=== Kutipan ===

Aung San Suu Kyi saat ini masih ditahan oleh militer Myanmar. Foto: AFP
Aung San Suu Kyi saat ini masih ditahan oleh militer Myanmar. Foto: AFP

Tato Aung San Suu Kyi Jadi Simbol Perlawanan Rakyat Myanmar

M Sholahadhin Azhar • 25 Februari 2021 06:12
Yangon: Studio tato mengalami lonjakan permintaan dengan Aung San Suu Kyi menjadi subjek. Ini menjadi simbol perlawanan warga yang dukung Suu Kyi dan menolak kudeta militer di Myanmar.
 
Tak pelak, studio tata pun meraup keuntungan mereka untuk mendukung pengunjuk rasa. Artis tato pun mengungkapkan pelanggan yang meningkat.
 
Baca: Pengacara Bersiap untuk yang Terburuk Bagi Aung San Suu Kyi.

Dalam tiga minggu terakhir, artis tato bernama Ye, 37, telah menorehkan lebih banyak gambar Aung San Suu Kyi daripada selama 19 tahun menato.
 
“Kami mencintai dan menghormatinya karena dia telah berkorban begitu banyak untuk kami,” katanya, seperti dikutip The Guardian, Kamis 25 Februari 2021.

=== Bahan yang Tersedia ===

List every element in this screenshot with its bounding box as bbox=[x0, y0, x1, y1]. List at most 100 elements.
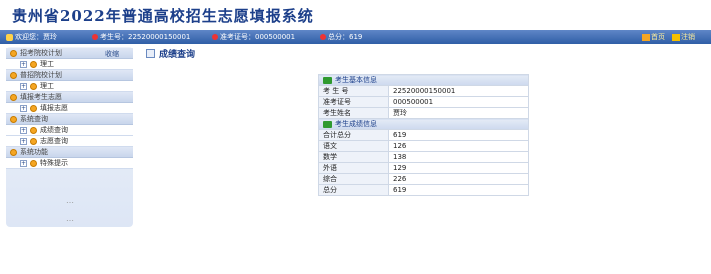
welcome-text: 欢迎您：贾玲 bbox=[15, 33, 57, 41]
row-value: 226 bbox=[388, 173, 529, 185]
row-value: 22520000150001 bbox=[388, 85, 529, 97]
scroll-handle[interactable]: … bbox=[66, 196, 74, 205]
table-row: 准考证号 000500001 bbox=[318, 96, 529, 108]
circle-icon bbox=[30, 82, 37, 90]
circle-icon bbox=[30, 126, 37, 134]
sidebar-group[interactable]: 系统查询 bbox=[6, 114, 133, 125]
circle-icon bbox=[10, 115, 17, 123]
circle-icon bbox=[10, 49, 17, 57]
sidebar-item[interactable]: + 理工 bbox=[6, 59, 133, 70]
section-title: 考生基本信息 bbox=[335, 76, 377, 84]
sidebar-item[interactable]: + 特殊提示 bbox=[6, 158, 133, 169]
row-value: 619 bbox=[388, 129, 529, 141]
score-table: 考生基本信息 考 生 号 22520000150001 准考证号 0005000… bbox=[318, 74, 529, 196]
sidebar-group-label: 填报考生志愿 bbox=[20, 93, 62, 101]
table-section-header: 考生基本信息 bbox=[318, 74, 529, 86]
row-value: 贾玲 bbox=[388, 107, 529, 119]
sidebar-group-label: 系统功能 bbox=[20, 148, 48, 156]
collapse-button[interactable]: 收缩 bbox=[105, 49, 119, 59]
sidebar-item-label: 理工 bbox=[40, 60, 54, 68]
score-label: 总分： bbox=[328, 33, 349, 41]
score-value: 619 bbox=[349, 33, 363, 41]
sidebar-item[interactable]: + 成绩查询 bbox=[6, 125, 133, 136]
circle-icon bbox=[10, 71, 17, 79]
circle-icon bbox=[30, 104, 37, 112]
circle-icon bbox=[10, 93, 17, 101]
section-arrow-icon bbox=[323, 120, 332, 128]
sidebar-item[interactable]: + 填报志愿 bbox=[6, 103, 133, 114]
table-row: 总分 619 bbox=[318, 184, 529, 196]
circle-icon bbox=[10, 148, 17, 156]
row-label: 数学 bbox=[318, 151, 389, 163]
exam-no-item: 考生号： 22520000150001 bbox=[92, 30, 190, 44]
user-icon bbox=[212, 34, 218, 40]
sidebar-group[interactable]: 填报考生志愿 bbox=[6, 92, 133, 103]
plus-icon: + bbox=[20, 82, 27, 90]
welcome-item: 欢迎您：贾玲 bbox=[6, 30, 57, 44]
bell-icon bbox=[6, 33, 13, 41]
sidebar-group[interactable]: 招考院校计划 收缩 bbox=[6, 48, 133, 59]
row-value: 619 bbox=[388, 184, 529, 196]
content-title-text: 成绩查询 bbox=[159, 50, 196, 60]
sidebar-item-label: 特殊提示 bbox=[40, 159, 68, 167]
section-title: 考生成绩信息 bbox=[335, 120, 377, 128]
row-value: 129 bbox=[388, 162, 529, 174]
table-row: 考生姓名 贾玲 bbox=[318, 107, 529, 119]
table-row: 语文 126 bbox=[318, 140, 529, 152]
id-no-item: 准考证号： 000500001 bbox=[212, 30, 295, 44]
key-icon bbox=[672, 33, 680, 41]
id-no-value: 000500001 bbox=[255, 33, 296, 41]
sidebar-group-label: 普招院校计划 bbox=[20, 71, 62, 79]
content-title: 成绩查询 bbox=[146, 47, 195, 60]
circle-icon bbox=[30, 159, 37, 167]
table-row: 数学 138 bbox=[318, 151, 529, 163]
row-value: 126 bbox=[388, 140, 529, 152]
table-section-header: 考生成绩信息 bbox=[318, 118, 529, 130]
row-value: 138 bbox=[388, 151, 529, 163]
sidebar-item[interactable]: + 理工 bbox=[6, 81, 133, 92]
plus-icon: + bbox=[20, 137, 27, 145]
home-link[interactable]: 首页 bbox=[642, 30, 665, 44]
scroll-handle[interactable]: … bbox=[66, 214, 74, 223]
sidebar-group-label: 招考院校计划 bbox=[20, 49, 62, 57]
table-row: 考 生 号 22520000150001 bbox=[318, 85, 529, 97]
sidebar-item-label: 理工 bbox=[40, 82, 54, 90]
id-no-label: 准考证号： bbox=[220, 33, 255, 41]
table-row: 合计总分 619 bbox=[318, 129, 529, 141]
table-row: 综合 226 bbox=[318, 173, 529, 185]
logout-label: 注销 bbox=[681, 33, 695, 41]
sidebar-menu: 招考院校计划 收缩 + 理工 普招院校计划 + 理工 填报考生志愿 + 填报志愿… bbox=[6, 48, 133, 223]
row-label: 合计总分 bbox=[318, 129, 389, 141]
logout-link[interactable]: 注销 bbox=[672, 30, 695, 44]
plus-icon: + bbox=[20, 126, 27, 134]
table-row: 外语 129 bbox=[318, 162, 529, 174]
sidebar-item-label: 志愿查询 bbox=[40, 137, 68, 145]
plus-icon: + bbox=[20, 104, 27, 112]
plus-icon: + bbox=[20, 159, 27, 167]
home-icon bbox=[642, 33, 650, 41]
exam-no-value: 22520000150001 bbox=[128, 33, 191, 41]
page-header: 贵州省2022年普通高校招生志愿填报系统 bbox=[0, 0, 711, 30]
row-label: 准考证号 bbox=[318, 96, 389, 108]
sidebar-group[interactable]: 普招院校计划 bbox=[6, 70, 133, 81]
user-icon bbox=[92, 34, 98, 40]
section-arrow-icon bbox=[323, 76, 332, 84]
sidebar-group[interactable]: 系统功能 bbox=[6, 147, 133, 158]
exam-no-label: 考生号： bbox=[100, 33, 128, 41]
user-icon bbox=[320, 34, 326, 40]
score-item: 总分： 619 bbox=[320, 30, 362, 44]
sidebar-item[interactable]: + 志愿查询 bbox=[6, 136, 133, 147]
page-title: 贵州省2022年普通高校招生志愿填报系统 bbox=[12, 7, 314, 25]
circle-icon bbox=[30, 60, 37, 68]
circle-icon bbox=[30, 137, 37, 145]
row-label: 总分 bbox=[318, 184, 389, 196]
document-icon bbox=[146, 49, 155, 58]
row-label: 外语 bbox=[318, 162, 389, 174]
sidebar-item-label: 成绩查询 bbox=[40, 126, 68, 134]
row-label: 考 生 号 bbox=[318, 85, 389, 97]
row-label: 考生姓名 bbox=[318, 107, 389, 119]
row-value: 000500001 bbox=[388, 96, 529, 108]
info-bar: 欢迎您：贾玲 考生号： 22520000150001 准考证号： 0005000… bbox=[0, 30, 711, 44]
sidebar-group-label: 系统查询 bbox=[20, 115, 48, 123]
home-label: 首页 bbox=[651, 33, 665, 41]
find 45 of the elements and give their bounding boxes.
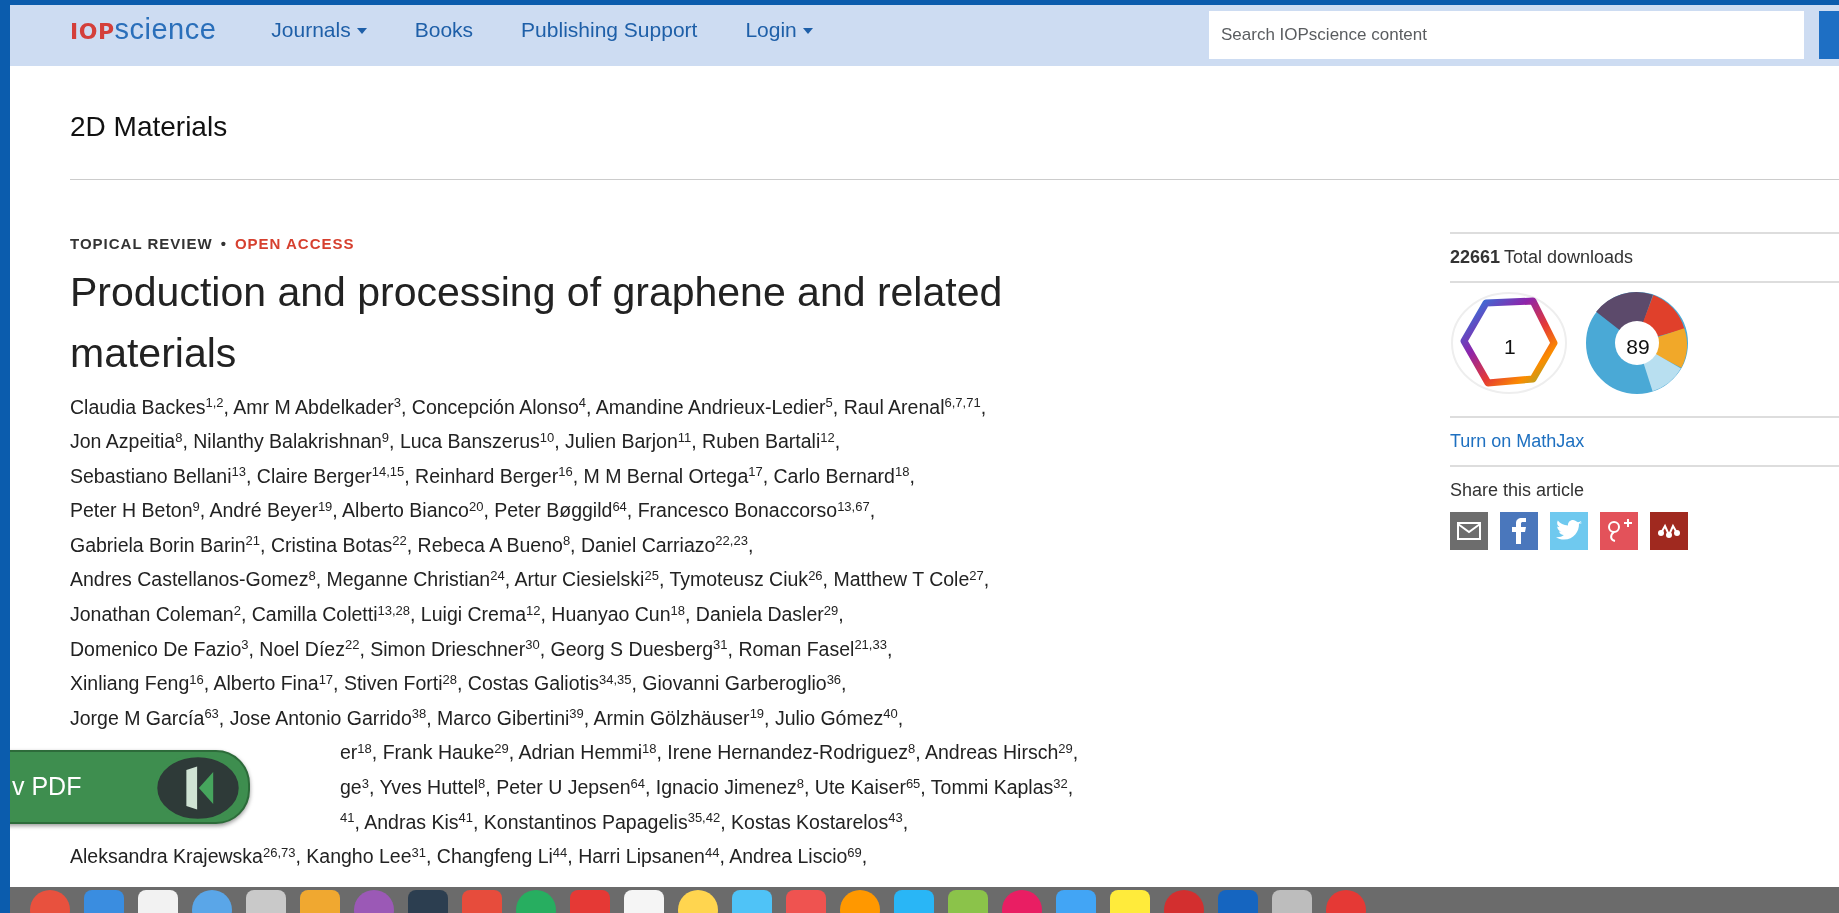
author-line: Jonathan Coleman$^{2}$, Camilla Coletti$^{13,28}$, Luigi Crema$^{12}$, Huanyao Cun$^{18}$, Daniela Dasler$^{29}$, [70,601,844,628]
facebook-share-button[interactable] [1499,512,1538,550]
nav-link[interactable]: Publishing Support [521,13,698,46]
download-label: Total downloads [1503,247,1634,267]
author-line: Jon Azpeitia$^{8}$, Nilanthy Balakrishnan$^{9}$, Luca Banszerus$^{10}$, Julien Barjon$^{11}$, Ruben Bartali$^{12}$, [70,428,841,455]
author-line: Aleksandra Krajewska$^{26,73}$, Kangho Lee$^{31}$, Changfeng Li$^{44}$, Harri Lipsanen$^{44}$, Andrea Liscio$^{69}$, [70,843,868,870]
search-field[interactable]: Search IOPscience content [1209,10,1804,59]
article-type: TOPICAL REVIEW [70,235,213,252]
email-icon [1456,522,1481,540]
search-button[interactable] [1819,10,1839,59]
twitter-icon [1555,520,1582,542]
mendeley-icon [1655,523,1682,539]
author-line: Jorge M García$^{63}$, Jose Antonio Garrido$^{38}$, Marco Gibertini$^{39}$, Armin Gölzhäuser$^{19}$, Julio Gómez$^{40}$, [70,705,904,731]
dimensions-badge-icon[interactable] [1449,291,1568,395]
author-line: $^{41}$, Andras Kis$^{41}$, Konstantinos Papagelis$^{35,42}$, Kostas Kostarelos$^{43}$, [340,809,909,835]
author-line: Peter H Beton$^{9}$, André Beyer$^{19}$, Alberto Bianco$^{20}$, Peter Bøggild$^{64}$, Francesco Bonaccorso$^{13,67}$, [70,497,876,524]
author-line: Andres Castellanos-Gomez$^{8}$, Meganne Christian$^{24}$, Artur Ciesielski$^{25}$, Tymoteusz Ciuk$^{26}$, Matthew T Cole$^{27}$, [70,566,990,593]
badge-count: 1 [1503,334,1517,360]
view-pdf-button[interactable]: v PDF [10,750,250,824]
site-logo[interactable]: IOPscience [70,15,217,44]
mendeley-share-button[interactable] [1649,512,1688,550]
caret-icon [802,28,813,35]
author-line: Xinliang Feng$^{16}$, Alberto Fina$^{17}$, Stiven Forti$^{28}$, Costas Galiotis$^{34,35}$, Giovanni Garberoglio$^{36}$, [70,670,847,697]
journal-title: 2D Materials [69,110,229,144]
author-line: Gabriela Borin Barin$^{21}$, Cristina Botas$^{22}$, Rebeca A Bueno$^{8}$, Daniel Carriazo$^{22,23}$, [70,532,754,558]
google-plus-share-button[interactable] [1599,512,1638,550]
author-line: Domenico De Fazio$^{3}$, Noel Díez$^{22}$, Simon Drieschner$^{30}$, Georg S Duesberg$^{31}$, Roman Fasel$^{21,33}$, [70,636,893,662]
nav-link[interactable]: Books [414,13,474,46]
facebook-icon [1511,518,1526,544]
twitter-share-button[interactable] [1549,512,1588,550]
author-line: Sebastiano Bellani$^{13}$, Claire Berger$^{14,15}$, Reinhard Berger$^{16}$, M M Bernal Ortega$^{17}$, Carlo Bernard$^{18}$, [70,463,915,489]
author-line: ge$^{3}$, Yves Huttel$^{8}$, Peter U Jepsen$^{64}$, Ignacio Jimenez$^{8}$, Ute Kaiser$^{65}$, Tommi Kaplas$^{32}$, [340,774,1074,801]
mathjax-link[interactable]: Turn on MathJax [1449,431,1585,451]
access-label: OPEN ACCESS [234,235,355,252]
share-label: Share this article [1449,479,1585,502]
separator-dot: • [220,235,227,252]
nav-dropdown[interactable]: Login [745,13,813,46]
author-line: Claudia Backes$^{1,2}$, Amr M Abdelkader$^{3}$, Concepción Alonso$^{4}$, Amandine Andrieux-Ledier$^{5}$, Raul Arenal$^{6,7,71}$, [70,394,987,420]
author-line: er$^{18}$, Frank Hauke$^{29}$, Adrian Hemmi$^{18}$, Irene Hernandez-Rodriguez$^{8}$, Andreas Hirsch$^{29}$, [340,739,1079,766]
email-share-button[interactable] [1449,512,1488,550]
nav-dropdown[interactable]: Journals [271,13,367,46]
download-count: 22661 [1449,247,1500,267]
article-title: Production and processing of graphene and related materials [70,267,1004,378]
badge-count: 89 [1625,334,1650,360]
caret-icon [356,28,367,35]
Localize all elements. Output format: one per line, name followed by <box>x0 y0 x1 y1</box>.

===

_Ketentuan Tugas_
Teruskan artikel tentang tato Aung San Suu Kyi di Myanmar, dimulai setelah kalimat terakhir yang ditampilkan.

_Jawaban_
 
Ye menunjukkan foto karya seni terbarunya berupa gambar pemimpin Myanmar yang digulingkan. Tato itu lengkap dengan bunga melati, di punggung dengan wajah Suu Kyi yang terlihat seperti aslinya.
 
Jika penggemar peraih Nobel ragu tentang mendapatkan tato untuk menghormatinya sebelum kudeta militer pada 1 Februari, mereka tidak lagi. Studio di seluruh negeri telah melaporkan lonjakan permintaan tato Aung San Suu Kyi dan beberapa menggunakan keuntungan mereka untuk mendukung gerakan protes.
 
Aung San Suu Kyi, 75 tahun, masih dalam tahanan, menghadapi tuduhan mengimpor walkie talkie secara ilegal dan melanggar undang-undang bencana alam Myanmar. Dia menghadapi hukuman tiga tahun penjara, dengan sidang pengadilan yang dilaporkan ditetapkan pada 1 Maret.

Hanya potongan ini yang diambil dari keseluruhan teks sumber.